=== What the task asks ===
Images are to be dropped; everything else in the entries below must be copied exactly.

=== Records ===
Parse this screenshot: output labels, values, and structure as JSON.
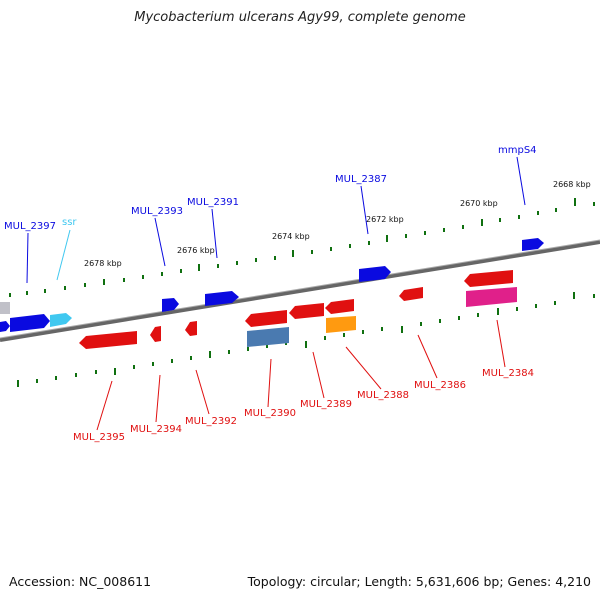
{
  "title": "Mycobacterium ulcerans Agy99, complete genome",
  "footer": {
    "accession": "Accession: NC_008611",
    "summary": "Topology: circular; Length: 5,631,606 bp; Genes: 4,210"
  },
  "colors": {
    "forward_gene": "#0a0ae0",
    "reverse_gene": "#e01010",
    "trna": "#40c8f0",
    "pink_feature": "#e0208a",
    "orange_feature": "#ff9a10",
    "steel_feature": "#4a7ab0",
    "tick": "#107010",
    "backbone": "#888888"
  },
  "kbp_ticks": [
    {
      "label": "2668 kbp"
    },
    {
      "label": "2670 kbp"
    },
    {
      "label": "2672 kbp"
    },
    {
      "label": "2674 kbp"
    },
    {
      "label": "2676 kbp"
    },
    {
      "label": "2678 kbp"
    }
  ],
  "top_labels": [
    {
      "text": "mmpS4",
      "color": "#0a0ae0"
    },
    {
      "text": "MUL_2387",
      "color": "#0a0ae0"
    },
    {
      "text": "MUL_2391",
      "color": "#0a0ae0"
    },
    {
      "text": "MUL_2393",
      "color": "#0a0ae0"
    },
    {
      "text": "ssr",
      "color": "#40c8f0"
    },
    {
      "text": "MUL_2397",
      "color": "#0a0ae0"
    }
  ],
  "bottom_labels": [
    {
      "text": "MUL_2384"
    },
    {
      "text": "MUL_2386"
    },
    {
      "text": "MUL_2388"
    },
    {
      "text": "MUL_2389"
    },
    {
      "text": "MUL_2390"
    },
    {
      "text": "MUL_2392"
    },
    {
      "text": "MUL_2394"
    },
    {
      "text": "MUL_2395"
    }
  ]
}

=== Task result ===
Parse this screenshot: output labels, values, and structure as JSON.
{
  "title": "Mycobacterium ulcerans Agy99, complete genome",
  "footer": {
    "accession": "Accession: NC_008611",
    "summary": "Topology: circular; Length: 5,631,606 bp; Genes: 4,210"
  },
  "colors": {
    "forward_gene": "#0a0ae0",
    "reverse_gene": "#e01010",
    "trna": "#40c8f0",
    "pink_feature": "#e0208a",
    "orange_feature": "#ff9a10",
    "steel_feature": "#4a7ab0",
    "tick": "#107010",
    "backbone": "#888888"
  },
  "kbp_ticks": [
    {
      "label": "2668 kbp"
    },
    {
      "label": "2670 kbp"
    },
    {
      "label": "2672 kbp"
    },
    {
      "label": "2674 kbp"
    },
    {
      "label": "2676 kbp"
    },
    {
      "label": "2678 kbp"
    }
  ],
  "top_labels": [
    {
      "text": "mmpS4",
      "color": "#0a0ae0"
    },
    {
      "text": "MUL_2387",
      "color": "#0a0ae0"
    },
    {
      "text": "MUL_2391",
      "color": "#0a0ae0"
    },
    {
      "text": "MUL_2393",
      "color": "#0a0ae0"
    },
    {
      "text": "ssr",
      "color": "#40c8f0"
    },
    {
      "text": "MUL_2397",
      "color": "#0a0ae0"
    }
  ],
  "bottom_labels": [
    {
      "text": "MUL_2384"
    },
    {
      "text": "MUL_2386"
    },
    {
      "text": "MUL_2388"
    },
    {
      "text": "MUL_2389"
    },
    {
      "text": "MUL_2390"
    },
    {
      "text": "MUL_2392"
    },
    {
      "text": "MUL_2394"
    },
    {
      "text": "MUL_2395"
    }
  ]
}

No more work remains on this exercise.